TEKS BACAAN |
- - -
Dari jalan ini, marka terlihat jelas, jalan
terus menanjak, melewati batu-batuan, jalan semakin sempit karena banyak
dipenuhi oleh daun-daun pohon, akar-akar liar, dan batang pohon tumbang yang
menutupi jalan.
Sekitar pukul 17.00, kami terus berjalan dengan hanya
beberapa kali berhenti untuk istirahat, itu pun sebentar. Setiap kali berhenti tidak pernah lebih dari lima menit. Hingga kemudian kami mendengar suara dua Bapak tadi dari atas.
“Wooyy.. Puncak nih Puncak‼” teriak bapak
itu, suaranya sangat jelas terdengar di telinga kami.
Nafas kami lega, suara Bapak itu sudah
terdengar jelas, itu artinya perjalanan menuju puncak sudah sangat dekat.
“Woyy.. Tunggu kita nyusul‼!” balas teriakan kami.
“YOOOO‼” balas Bapak itu lagi.
Suara dari dua bapak itu, seakan menjadi energi
baru yang menambah semangat, setelah tadi kami hampir menyerah sampai di
puncak. Kami segera mempercepat langkah kami. Tak lama, saya melihat cahaya dari atas yang
cukup terang, dan tidak terlihat ada pohon lagi di atas. Tidak mungkin salah
lagi, pasti itu puncaknya!
Saya mempercepat langkah saya, setelah
menginformasikan pada Teja, Bella, dan Fatkhan jika puncak sudah terlihat.
Mereka pun ikut mempercepat langkahnya. Hingga akhirnya kami sampai di atas
dan..
Ini bukan Puncak Papandayan, ini hanya puncak
bayangan! Damn!
![]() |
view dari puncak bayangan |
![]() |
*kalem* |
Istirahat sebentar di sini, sebelum kami
melanjutkan perjalanan.
****
Rute selanjutnya banyak berkelok, tak jarang kami
harus menunduk karena terhalang oleh dahan pohon landai, ataupun ranting dan batang pohon
yang menghalangi jalan.
Tepat saat terdengar suara takbir, kami
bertemu dua bapak tadi. Mereka sedang berjalan turun. Saya langsung memberikan
matras yang saya temukan saat memasuki hutan tadi, ternyata benar matras ini
adalah milik si bapak yang bertopi.
“Buruan, udah gak ada siapa-siapa lagi.
Kalian rombongan yang terakhir.”
Kata-kata dari bapak itu, membuat kami
semakin mempercepat langkah kami, dan membuyarkan harapan kami untuk duduk-duduk, apalagi istirahat dahulu sambil memakan cemilan dan ngopi bareng bapak ini. Saya sempat
berfikir bapak-bapak ini akan menunggu kami untuk turun bersama, ternyata
tidak.
- - -
PETUNJUK LATIHAN | Kutip persis bagian teks pendakian di atas, mulai dari "Saya mempercepat langkah" terus ke bawah hingga "bayangan! Damn!".
- - -
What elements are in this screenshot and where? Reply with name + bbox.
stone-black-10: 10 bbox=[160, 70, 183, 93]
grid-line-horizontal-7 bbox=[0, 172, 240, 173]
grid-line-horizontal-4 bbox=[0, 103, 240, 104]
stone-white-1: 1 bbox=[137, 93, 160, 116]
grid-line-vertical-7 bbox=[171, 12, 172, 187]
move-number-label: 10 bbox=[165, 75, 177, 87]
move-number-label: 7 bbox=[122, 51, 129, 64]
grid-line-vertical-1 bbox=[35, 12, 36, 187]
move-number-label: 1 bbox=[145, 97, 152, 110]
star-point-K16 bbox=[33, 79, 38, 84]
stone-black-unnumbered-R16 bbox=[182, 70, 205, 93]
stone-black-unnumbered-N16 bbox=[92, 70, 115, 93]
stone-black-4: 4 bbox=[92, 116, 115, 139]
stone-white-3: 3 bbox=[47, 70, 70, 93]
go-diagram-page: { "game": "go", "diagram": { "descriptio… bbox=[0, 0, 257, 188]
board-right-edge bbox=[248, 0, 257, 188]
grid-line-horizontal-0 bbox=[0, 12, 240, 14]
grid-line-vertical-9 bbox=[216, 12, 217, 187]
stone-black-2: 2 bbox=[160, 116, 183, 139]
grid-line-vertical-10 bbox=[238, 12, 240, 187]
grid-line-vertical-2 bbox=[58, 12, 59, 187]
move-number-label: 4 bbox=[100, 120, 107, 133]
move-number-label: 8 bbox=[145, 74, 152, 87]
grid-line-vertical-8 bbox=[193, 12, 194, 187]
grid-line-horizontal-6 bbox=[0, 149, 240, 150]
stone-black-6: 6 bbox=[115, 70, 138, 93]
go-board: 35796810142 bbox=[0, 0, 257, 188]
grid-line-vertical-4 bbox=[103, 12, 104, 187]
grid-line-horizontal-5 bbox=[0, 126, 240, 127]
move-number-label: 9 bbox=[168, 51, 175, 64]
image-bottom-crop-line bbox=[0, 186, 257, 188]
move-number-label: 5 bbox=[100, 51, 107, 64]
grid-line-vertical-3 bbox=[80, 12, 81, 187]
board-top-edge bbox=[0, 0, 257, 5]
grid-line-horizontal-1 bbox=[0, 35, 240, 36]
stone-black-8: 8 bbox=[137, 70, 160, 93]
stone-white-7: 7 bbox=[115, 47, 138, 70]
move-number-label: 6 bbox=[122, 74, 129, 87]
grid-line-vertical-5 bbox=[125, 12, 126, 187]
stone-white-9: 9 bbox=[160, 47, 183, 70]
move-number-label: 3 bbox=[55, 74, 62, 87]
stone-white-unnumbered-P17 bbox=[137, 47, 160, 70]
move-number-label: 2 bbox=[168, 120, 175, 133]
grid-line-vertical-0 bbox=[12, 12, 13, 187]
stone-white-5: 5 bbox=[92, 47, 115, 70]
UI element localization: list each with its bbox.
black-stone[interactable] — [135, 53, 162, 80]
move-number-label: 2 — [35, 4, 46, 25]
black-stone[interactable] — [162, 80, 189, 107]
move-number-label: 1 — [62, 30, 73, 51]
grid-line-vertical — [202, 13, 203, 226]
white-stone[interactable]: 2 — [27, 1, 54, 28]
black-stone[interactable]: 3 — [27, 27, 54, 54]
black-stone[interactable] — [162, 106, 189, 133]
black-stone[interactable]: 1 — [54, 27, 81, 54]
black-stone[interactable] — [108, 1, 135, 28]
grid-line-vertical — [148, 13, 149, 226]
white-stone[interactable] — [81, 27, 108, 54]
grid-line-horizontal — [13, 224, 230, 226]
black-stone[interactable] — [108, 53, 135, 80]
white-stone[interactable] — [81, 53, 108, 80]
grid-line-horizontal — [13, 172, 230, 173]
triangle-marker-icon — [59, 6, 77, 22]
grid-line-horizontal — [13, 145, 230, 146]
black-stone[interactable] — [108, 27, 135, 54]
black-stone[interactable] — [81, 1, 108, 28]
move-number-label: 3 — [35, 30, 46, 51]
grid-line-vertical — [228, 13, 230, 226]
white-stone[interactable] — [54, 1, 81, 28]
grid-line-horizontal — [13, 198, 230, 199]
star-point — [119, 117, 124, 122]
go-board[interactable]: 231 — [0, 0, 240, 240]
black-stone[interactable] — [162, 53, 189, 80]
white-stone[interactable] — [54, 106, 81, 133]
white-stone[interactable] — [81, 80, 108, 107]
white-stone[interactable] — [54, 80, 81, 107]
- - -
JAWABAN LENGKAP |
Saya mempercepat langkah saya, setelah
menginformasikan pada Teja, Bella, dan Fatkhan jika puncak sudah terlihat.
Mereka pun ikut mempercepat langkahnya. Hingga akhirnya kami sampai di atas
dan..
Ini bukan Puncak Papandayan, ini hanya puncak
bayangan! Damn!